>> begin Page text
Guess I'll have to learn to make the stuff I like buying from them...
posted by torokunai at 8:47 AM on April 5 [3 favorites]


Brooklyn Delhi has products sold at WalMart, so cry me a river.
posted by Ideefixe at 8:52 AM on April 5 [5 favorites]


Ever since they put in a TJ's, I've worked hard to avoid going there. Because their snacks are TOO GOOD. If I have snacks in the house, I'm just going to eat them. And the better they are, the faster I'll eat them and want more. So I go to Aldi (and I mostly avoid buying their snacks, because mostly they taste as cheap as they are).
posted by rikschell at 8:53 AM on April 5 [9 favorites]


We used to use TJs for our main shopping stop, and we’d get fill in (and produce + meat, because TJs is not good in those departments) items from Kroger plus whatever worked well for us from Costco. We had shopped heavily at TJs since we got our first place in 1995. Once they joined in on the SpaceX lawsuit we haven’t been back. And in all honesty, we haven’t really missed them as much as we thought we would.
posted by azpenguin at 8:53 AM on April 5 [3 favorites]


What Ideefixe says about Brooklyn Delhi I also say about Fly By Jing. Their product is better than TJ's but not any better than chili crisp I can get at the friendly neighborhood Ranch 99. Fly By Jing also spams the hell out of you if you're fool enough to buy from them online.
posted by The Ardship of Cambry at 8:54 AM on April 5 [3 favorites]


But yeah, the NLRB suit is some bullshit.
posted by The Ardship of Cambry at 8:55 AM on April 5 [4 favorites]


But are the stores still good to work at?

So many stores have miserable employees. The ones at Trader Joe's still seem like they are enjoying the work that they do and I do appreciate that.
posted by amanda at 9:09 AM on April 5 [9 favorites]


TJ's can easily just buy these products directly to copy them, so I'm a little confused on why they go through the rigamarole of pretending to do a black label partnership? Unless they are getting the actual ingredient list.

This paragraph is weird:

The ethnic food aisle is not the only victim of Trader Joe’s product duping; its stores are filled with private-label spins on many mainstream corporate snack foods, too. Ritz Crackers are rebranded as Golden Rounds, Oreos are called Joe-Joe’s, and Pringles are repackaged as Sea-Salted Saddle Potato Crisps. In fact, many large corporations like Pepsi and Conagra are suspected of cooperating with Trader Joe’s to manufacture cheaper versions of their own products for private labeling.

So on the one hand, TJ-brand Pringles are "duping" but also the companies who make them are cooperating? What, exactly, is the misdirection here? Who cares if Golden Rounds are actually Ritz? They're cheaper, which is the point.
posted by grumpybear69 at 9:10 AM on April 5 [14 favorites]


Damn!

Malted-milk goosed!
>> end Page text
>> begin Data
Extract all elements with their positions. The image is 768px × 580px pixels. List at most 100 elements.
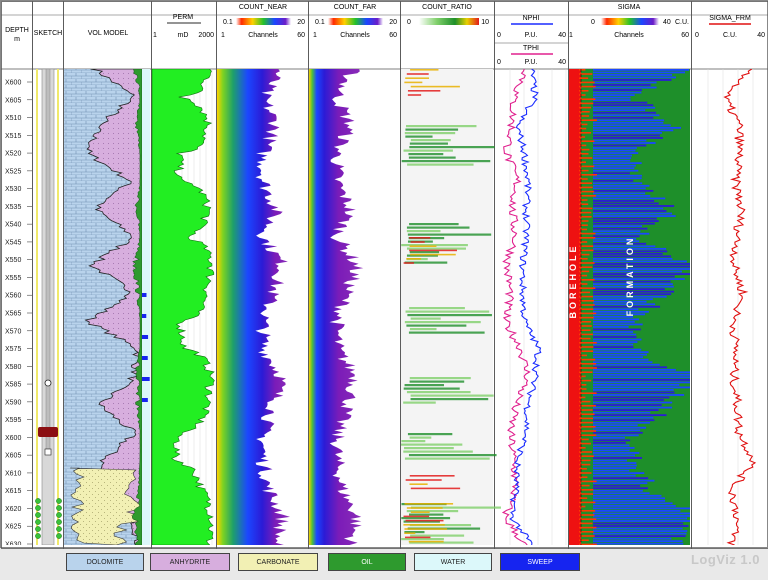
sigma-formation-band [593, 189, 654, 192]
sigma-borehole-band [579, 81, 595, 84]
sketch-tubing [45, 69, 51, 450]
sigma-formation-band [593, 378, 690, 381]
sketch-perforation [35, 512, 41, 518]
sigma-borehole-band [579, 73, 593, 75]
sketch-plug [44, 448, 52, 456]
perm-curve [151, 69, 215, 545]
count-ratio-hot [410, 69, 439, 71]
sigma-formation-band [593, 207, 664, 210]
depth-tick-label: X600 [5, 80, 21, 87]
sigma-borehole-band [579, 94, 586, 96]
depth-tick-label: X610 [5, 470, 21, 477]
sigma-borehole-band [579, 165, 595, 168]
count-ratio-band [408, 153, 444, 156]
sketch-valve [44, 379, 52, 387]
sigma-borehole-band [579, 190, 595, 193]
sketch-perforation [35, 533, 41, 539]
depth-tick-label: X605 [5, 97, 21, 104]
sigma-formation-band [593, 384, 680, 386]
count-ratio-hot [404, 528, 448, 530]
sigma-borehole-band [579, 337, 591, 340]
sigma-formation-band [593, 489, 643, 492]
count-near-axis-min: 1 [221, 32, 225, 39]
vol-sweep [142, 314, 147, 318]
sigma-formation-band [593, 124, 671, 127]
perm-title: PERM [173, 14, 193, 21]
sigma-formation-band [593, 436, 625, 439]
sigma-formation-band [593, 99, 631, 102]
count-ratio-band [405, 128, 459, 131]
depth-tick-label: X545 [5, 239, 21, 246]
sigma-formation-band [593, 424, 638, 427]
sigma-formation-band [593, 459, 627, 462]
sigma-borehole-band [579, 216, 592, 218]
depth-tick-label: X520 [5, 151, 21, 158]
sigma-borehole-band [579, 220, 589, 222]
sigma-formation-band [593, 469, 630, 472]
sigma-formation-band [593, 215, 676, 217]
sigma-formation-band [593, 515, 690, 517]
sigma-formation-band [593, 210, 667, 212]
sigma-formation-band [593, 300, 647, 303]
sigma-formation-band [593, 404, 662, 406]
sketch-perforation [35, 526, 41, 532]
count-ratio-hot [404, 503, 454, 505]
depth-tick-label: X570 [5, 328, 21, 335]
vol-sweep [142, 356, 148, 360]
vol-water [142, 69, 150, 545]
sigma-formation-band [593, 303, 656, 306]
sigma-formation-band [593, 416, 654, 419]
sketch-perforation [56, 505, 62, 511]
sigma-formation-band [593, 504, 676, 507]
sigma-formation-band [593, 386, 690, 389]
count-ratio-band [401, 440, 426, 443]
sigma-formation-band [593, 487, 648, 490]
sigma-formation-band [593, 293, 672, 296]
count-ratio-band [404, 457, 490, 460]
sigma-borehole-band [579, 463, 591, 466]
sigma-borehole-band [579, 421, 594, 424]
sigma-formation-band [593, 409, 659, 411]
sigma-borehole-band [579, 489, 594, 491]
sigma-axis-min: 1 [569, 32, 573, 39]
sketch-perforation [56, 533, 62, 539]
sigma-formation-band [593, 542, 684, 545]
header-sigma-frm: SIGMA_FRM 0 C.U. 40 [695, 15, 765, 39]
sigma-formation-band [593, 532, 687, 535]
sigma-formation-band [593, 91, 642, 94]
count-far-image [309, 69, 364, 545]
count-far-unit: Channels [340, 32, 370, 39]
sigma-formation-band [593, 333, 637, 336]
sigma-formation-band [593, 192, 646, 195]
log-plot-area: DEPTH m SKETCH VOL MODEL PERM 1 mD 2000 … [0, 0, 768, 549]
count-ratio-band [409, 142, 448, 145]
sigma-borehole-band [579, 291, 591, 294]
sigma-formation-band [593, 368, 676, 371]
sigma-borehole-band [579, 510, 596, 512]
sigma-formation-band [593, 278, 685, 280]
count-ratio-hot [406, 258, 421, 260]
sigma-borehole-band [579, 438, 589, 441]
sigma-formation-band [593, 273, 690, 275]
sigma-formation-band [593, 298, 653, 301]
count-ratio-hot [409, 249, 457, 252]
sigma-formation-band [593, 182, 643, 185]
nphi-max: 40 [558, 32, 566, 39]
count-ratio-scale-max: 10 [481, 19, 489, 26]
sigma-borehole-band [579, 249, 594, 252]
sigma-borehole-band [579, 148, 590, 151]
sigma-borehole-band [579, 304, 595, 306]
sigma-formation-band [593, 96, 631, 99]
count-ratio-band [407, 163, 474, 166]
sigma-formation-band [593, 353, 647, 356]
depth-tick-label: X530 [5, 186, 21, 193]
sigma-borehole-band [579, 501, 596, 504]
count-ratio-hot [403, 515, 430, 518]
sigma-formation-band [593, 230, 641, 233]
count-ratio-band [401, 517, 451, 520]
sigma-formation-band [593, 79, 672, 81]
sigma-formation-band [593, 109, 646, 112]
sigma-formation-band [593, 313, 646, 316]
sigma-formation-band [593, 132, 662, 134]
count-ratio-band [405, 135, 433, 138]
>> end Data
>> begin Data
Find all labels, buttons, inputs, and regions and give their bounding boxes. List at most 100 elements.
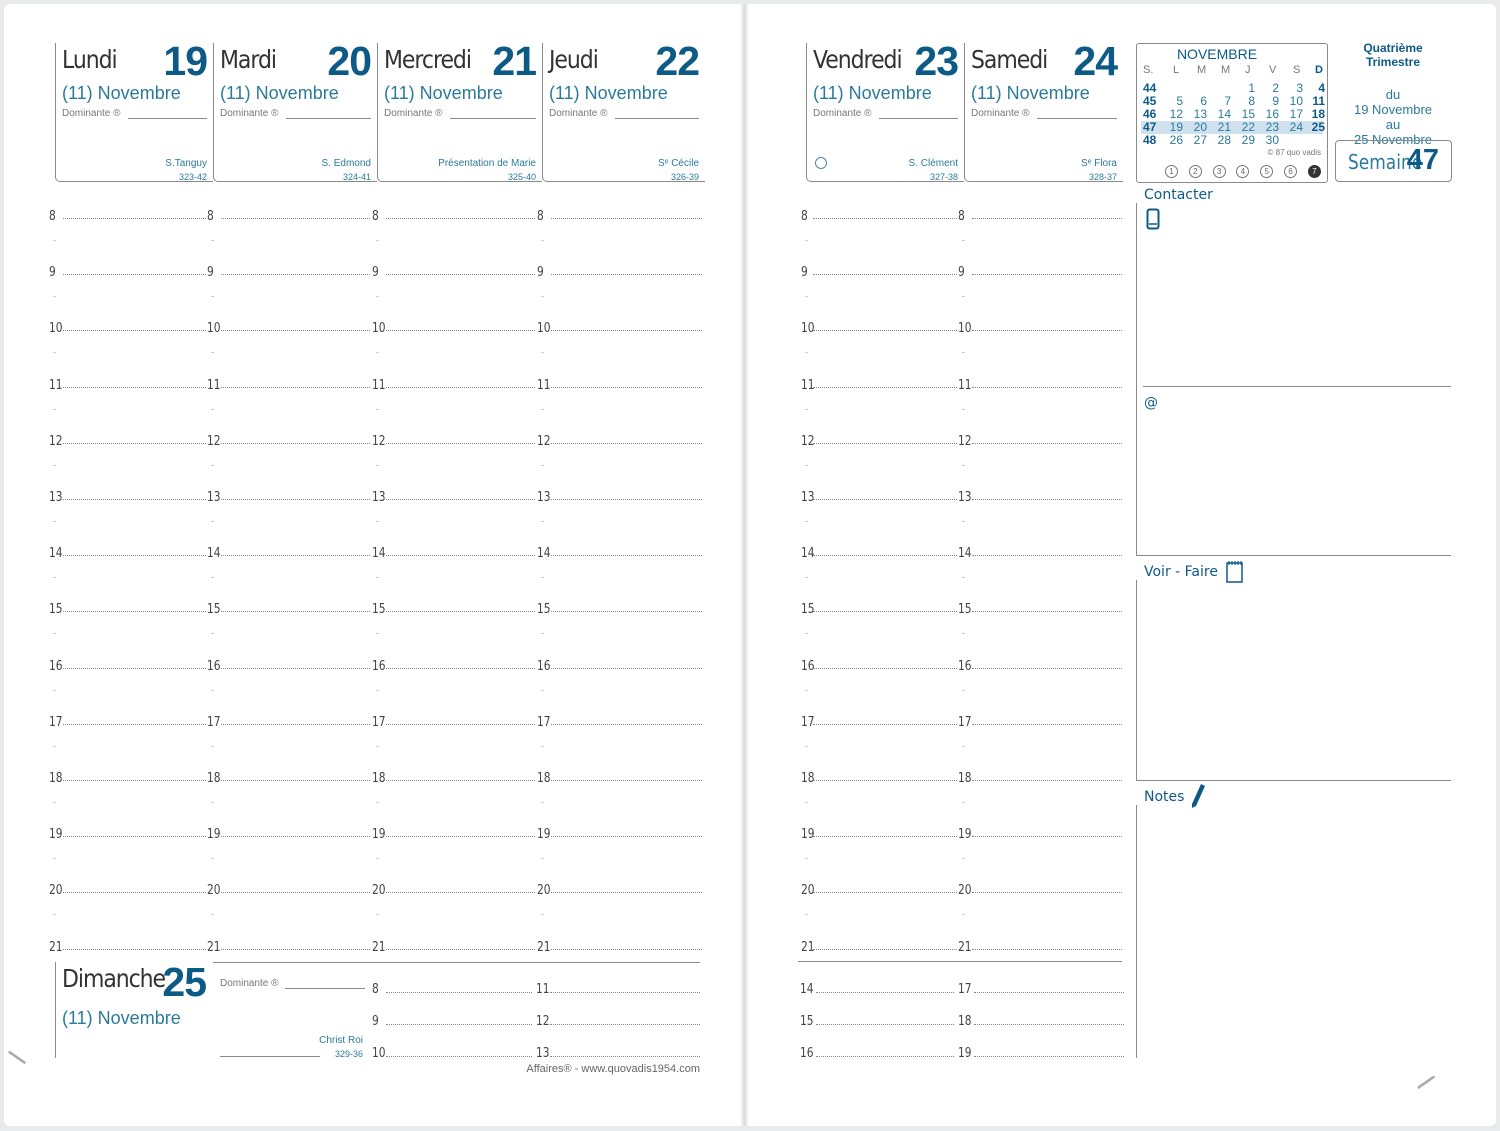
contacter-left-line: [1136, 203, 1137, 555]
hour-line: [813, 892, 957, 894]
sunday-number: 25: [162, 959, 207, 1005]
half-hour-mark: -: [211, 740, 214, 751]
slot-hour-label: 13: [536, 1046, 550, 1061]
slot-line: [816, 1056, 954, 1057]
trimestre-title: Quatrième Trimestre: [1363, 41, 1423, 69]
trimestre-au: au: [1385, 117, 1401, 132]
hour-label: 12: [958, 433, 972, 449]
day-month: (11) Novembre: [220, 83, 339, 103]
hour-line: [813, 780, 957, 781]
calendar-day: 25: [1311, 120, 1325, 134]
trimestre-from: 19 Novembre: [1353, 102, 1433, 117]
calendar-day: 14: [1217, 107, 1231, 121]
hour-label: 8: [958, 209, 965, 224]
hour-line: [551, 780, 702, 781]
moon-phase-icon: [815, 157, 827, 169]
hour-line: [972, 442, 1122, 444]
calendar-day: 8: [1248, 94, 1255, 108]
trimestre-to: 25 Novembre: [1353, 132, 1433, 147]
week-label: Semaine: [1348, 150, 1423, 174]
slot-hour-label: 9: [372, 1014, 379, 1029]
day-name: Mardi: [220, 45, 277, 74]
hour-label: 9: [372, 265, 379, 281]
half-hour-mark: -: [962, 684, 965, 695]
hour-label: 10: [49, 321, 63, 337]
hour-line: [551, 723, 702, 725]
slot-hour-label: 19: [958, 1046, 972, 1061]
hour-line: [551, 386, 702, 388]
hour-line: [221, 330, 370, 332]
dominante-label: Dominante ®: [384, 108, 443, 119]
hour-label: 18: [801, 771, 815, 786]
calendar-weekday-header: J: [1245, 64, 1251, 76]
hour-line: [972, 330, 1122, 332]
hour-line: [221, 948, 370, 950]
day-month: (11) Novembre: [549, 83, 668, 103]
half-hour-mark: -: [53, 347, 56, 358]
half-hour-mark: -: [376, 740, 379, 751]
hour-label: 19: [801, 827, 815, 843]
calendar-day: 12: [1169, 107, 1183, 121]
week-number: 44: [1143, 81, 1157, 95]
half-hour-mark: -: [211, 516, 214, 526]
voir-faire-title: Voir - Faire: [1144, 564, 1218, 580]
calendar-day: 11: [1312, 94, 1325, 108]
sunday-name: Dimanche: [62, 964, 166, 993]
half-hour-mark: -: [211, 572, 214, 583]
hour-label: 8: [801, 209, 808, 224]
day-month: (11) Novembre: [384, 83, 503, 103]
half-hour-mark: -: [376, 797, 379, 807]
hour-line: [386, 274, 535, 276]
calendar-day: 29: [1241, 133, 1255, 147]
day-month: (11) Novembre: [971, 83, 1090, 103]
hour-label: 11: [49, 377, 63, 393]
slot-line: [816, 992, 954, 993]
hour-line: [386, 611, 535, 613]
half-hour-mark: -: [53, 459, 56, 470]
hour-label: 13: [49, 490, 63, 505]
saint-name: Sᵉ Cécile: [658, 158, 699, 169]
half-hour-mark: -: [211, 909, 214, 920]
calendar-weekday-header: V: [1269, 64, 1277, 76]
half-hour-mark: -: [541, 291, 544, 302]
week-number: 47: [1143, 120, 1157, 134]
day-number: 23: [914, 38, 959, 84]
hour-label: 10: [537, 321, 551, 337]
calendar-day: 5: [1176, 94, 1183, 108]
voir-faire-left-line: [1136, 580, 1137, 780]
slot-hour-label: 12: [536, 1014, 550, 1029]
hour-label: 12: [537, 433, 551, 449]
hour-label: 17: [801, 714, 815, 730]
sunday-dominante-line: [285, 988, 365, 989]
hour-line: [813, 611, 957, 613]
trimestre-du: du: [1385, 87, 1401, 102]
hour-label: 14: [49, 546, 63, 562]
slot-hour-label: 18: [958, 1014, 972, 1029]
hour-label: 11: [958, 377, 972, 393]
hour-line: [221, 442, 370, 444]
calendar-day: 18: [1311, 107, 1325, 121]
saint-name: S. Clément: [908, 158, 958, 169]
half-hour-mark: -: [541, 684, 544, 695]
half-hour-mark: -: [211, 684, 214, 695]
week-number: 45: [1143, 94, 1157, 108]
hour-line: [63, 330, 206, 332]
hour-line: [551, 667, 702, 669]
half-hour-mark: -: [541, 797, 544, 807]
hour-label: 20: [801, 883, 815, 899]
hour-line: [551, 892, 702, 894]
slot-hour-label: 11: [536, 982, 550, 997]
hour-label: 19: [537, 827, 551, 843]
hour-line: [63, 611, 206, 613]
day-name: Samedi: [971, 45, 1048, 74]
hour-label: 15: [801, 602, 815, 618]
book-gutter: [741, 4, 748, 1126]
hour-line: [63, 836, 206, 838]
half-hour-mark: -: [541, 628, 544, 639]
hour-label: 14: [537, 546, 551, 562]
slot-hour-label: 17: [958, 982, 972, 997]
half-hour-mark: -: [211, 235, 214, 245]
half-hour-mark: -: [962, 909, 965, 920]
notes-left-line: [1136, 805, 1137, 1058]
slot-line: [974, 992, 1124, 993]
>> end Data
> [Written instruction 1]
In the Trader Joe's discussion, since what year had azpenguin's household shopped heavily at TJ's?
> [Written instruction 2]
According to the Trader Joe's discussion, why does rikschell work hard to avoid going to TJ's?
> [Written instruction 3]
Please carry on the Trader Joe's discussion from the point where it stops.
The data has no connection to the Trader Joe's discussion.

> [Answer 1]
Since 1995, when they got their first place.

> [Answer 2]
rikschell finds TJ's snacks too good. Any snacks in the house get eaten, and the better they are, the faster they go and the more rikschell wants.

> [Answer 3]
posted by lalochezia at 9:11 AM on April 5 [6 favorites]


Trader Joe's used to carry these gigantic green Chaldiki olives that were absolutely amazing—quite possibly the best snacking olives I've ever found—and then one day, poof, they disappeared, and my life has been slightly worse ever since.
posted by Faint of Butt at 9:11 AM on April 5 [4 favorites]


TJ's can easily just buy these products directly to copy them, so I'm a little confused on why they go through the rigamarole of pretending to do a black label partnership? Unless they are getting the actual ingredient list.

I think that's probably the key -- the articles talks about recipe modifications, which suggests that in addition to samples, they are getting actual recipes as part of the process of discovery. Maybe also sourcing information for specialty ingredients.
posted by jacquilynne at 9:14 AM on April 5 [8 favorites]


Shrinkflation has also struck TJ's, with bottled sparking water repackaged at 20% less volume for the same price.
posted by TDIpod at 9:15 AM on April 5 [3 favorites]


But are the stores still good to work at?
No. Labor conditions for people who work for union-busters are by definition not good.
posted by twelve cent archie at 9:16 AM on April 5 [35 favorites]


I live in Ontario where the nearest TJ's to me is in Buffalo or probably Rochester, I dunno, and I have been a TJ's stan since they came to Atlanta years ago. I am sad about this but it'll be easy for me to not shop there because how could I anyway? (TJ's is not worth a border crossing, honestly.)
posted by Kitteh at 9:21 AM on April 5 [1 favorite]


Also in Canuckistan, and I really enjoy doing the cross-border run to TJs in Buffalo.

I'm not happy about these revelations, but... at lease TJs isn't owned by Galen Weston? Maybe they still come out ahead?

(This is what I'm telling myself. I need my Meyer Lemon Cookie Thins.)
posted by Capt. Renault at 9:24 AM on April 5 [2 favorites]




FYI, TJ's has been owned by the same German company that founded ALDI since 1979.

I highly recommend the book The Secret Life of Groceries: The Dark Miracle of the American Supermarket. There is a long chapter about the founding of Trader Joe's and helps to explain a lot of why it is the way it is.
posted by gwint at 9:30 AM on April 5 [20 favorites]


>TJ's has been owned by the same German company that founded ALDI since 1979.

I thought there was a 'Brothers War' over that?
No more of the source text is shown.